>>>

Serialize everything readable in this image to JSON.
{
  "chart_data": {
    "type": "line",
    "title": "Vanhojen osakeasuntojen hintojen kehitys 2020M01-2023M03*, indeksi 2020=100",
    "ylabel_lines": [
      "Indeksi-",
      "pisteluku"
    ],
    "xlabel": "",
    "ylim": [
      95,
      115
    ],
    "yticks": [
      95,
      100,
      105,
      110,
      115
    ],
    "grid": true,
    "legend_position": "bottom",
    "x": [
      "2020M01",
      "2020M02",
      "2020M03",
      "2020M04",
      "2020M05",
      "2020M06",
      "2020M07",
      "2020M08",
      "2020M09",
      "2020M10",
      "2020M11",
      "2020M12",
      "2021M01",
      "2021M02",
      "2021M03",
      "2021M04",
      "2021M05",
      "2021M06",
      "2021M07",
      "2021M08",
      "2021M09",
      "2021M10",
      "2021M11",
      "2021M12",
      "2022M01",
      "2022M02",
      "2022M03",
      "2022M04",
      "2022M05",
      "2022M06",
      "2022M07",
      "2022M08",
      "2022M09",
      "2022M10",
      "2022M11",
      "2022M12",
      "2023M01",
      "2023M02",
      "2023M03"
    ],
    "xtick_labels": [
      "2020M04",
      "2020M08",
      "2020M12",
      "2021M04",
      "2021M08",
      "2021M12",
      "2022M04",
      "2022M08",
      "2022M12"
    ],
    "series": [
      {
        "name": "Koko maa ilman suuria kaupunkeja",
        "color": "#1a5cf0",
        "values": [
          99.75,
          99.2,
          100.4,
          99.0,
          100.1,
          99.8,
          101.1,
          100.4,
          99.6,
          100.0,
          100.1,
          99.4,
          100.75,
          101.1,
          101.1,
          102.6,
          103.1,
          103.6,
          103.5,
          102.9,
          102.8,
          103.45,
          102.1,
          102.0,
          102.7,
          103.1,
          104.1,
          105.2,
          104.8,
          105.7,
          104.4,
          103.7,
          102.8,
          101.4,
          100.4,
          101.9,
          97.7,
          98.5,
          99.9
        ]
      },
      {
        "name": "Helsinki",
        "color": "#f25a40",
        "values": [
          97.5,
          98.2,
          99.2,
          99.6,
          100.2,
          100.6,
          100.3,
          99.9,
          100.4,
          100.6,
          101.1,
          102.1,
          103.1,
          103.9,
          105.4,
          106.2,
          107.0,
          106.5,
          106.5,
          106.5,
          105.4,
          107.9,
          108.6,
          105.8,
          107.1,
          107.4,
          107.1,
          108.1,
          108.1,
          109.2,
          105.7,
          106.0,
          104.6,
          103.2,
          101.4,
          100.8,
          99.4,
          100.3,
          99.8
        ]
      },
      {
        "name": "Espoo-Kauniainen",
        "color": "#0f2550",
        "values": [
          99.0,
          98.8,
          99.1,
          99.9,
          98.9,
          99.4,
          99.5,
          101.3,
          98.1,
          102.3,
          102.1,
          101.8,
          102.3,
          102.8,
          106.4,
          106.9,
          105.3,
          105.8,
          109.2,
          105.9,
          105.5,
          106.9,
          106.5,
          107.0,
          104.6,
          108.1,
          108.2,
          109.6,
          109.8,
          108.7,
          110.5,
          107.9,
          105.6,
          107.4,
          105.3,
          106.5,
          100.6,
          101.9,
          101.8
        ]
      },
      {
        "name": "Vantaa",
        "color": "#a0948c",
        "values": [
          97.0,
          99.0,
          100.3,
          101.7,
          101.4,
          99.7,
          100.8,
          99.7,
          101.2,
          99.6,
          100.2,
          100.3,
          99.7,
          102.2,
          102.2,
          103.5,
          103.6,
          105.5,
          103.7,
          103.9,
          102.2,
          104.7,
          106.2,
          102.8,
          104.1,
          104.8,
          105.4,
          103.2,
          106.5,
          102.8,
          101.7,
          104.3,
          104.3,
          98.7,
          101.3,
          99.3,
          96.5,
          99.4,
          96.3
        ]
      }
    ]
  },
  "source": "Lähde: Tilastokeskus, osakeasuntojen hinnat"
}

<<<
>>>

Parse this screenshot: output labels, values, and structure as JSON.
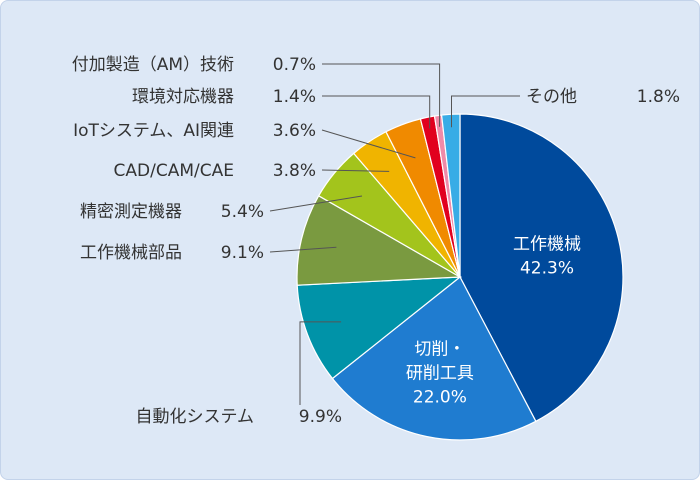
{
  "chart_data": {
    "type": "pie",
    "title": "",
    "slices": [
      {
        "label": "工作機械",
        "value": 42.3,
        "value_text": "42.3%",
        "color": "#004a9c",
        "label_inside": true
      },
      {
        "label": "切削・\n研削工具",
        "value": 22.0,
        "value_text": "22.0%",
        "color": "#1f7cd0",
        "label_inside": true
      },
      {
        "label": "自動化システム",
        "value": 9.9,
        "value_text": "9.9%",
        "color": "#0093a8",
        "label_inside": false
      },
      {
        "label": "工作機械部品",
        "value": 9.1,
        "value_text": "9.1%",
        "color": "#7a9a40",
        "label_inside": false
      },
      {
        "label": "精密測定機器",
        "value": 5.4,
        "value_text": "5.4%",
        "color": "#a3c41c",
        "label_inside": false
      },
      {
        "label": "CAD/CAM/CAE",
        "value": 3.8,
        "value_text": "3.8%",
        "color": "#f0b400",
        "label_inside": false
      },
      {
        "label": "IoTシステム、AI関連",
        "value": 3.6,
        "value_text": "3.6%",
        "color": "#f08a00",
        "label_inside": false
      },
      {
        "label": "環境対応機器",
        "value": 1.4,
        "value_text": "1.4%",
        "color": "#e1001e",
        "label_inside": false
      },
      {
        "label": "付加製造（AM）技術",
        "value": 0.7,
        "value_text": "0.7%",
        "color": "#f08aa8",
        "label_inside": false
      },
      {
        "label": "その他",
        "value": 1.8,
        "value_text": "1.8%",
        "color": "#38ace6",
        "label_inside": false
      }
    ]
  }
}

<<<
>>>

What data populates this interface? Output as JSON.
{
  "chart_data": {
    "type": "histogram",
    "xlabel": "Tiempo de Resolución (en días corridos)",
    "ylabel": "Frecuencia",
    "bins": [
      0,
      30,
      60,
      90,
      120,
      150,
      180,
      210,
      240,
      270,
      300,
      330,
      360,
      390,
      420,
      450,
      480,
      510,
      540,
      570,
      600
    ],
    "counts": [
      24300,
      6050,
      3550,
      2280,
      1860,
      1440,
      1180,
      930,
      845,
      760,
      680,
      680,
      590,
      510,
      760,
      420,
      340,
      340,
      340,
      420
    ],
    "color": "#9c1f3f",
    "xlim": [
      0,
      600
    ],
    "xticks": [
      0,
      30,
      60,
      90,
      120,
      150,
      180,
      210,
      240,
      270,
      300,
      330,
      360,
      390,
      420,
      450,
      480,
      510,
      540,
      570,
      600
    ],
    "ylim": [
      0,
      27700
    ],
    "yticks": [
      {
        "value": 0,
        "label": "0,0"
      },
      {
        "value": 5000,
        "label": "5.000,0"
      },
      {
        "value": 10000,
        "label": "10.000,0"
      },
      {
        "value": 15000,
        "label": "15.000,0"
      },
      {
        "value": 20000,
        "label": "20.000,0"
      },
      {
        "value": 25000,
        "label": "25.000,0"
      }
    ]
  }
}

<<<

> The task
From the data above, copy out every line with the string "this" in it.

> Expected answer
Serialize everything readable in this image to JSON.
Parse this screenshot: output labels, values, and structure as JSON.
What data populates this interface? Output as JSON.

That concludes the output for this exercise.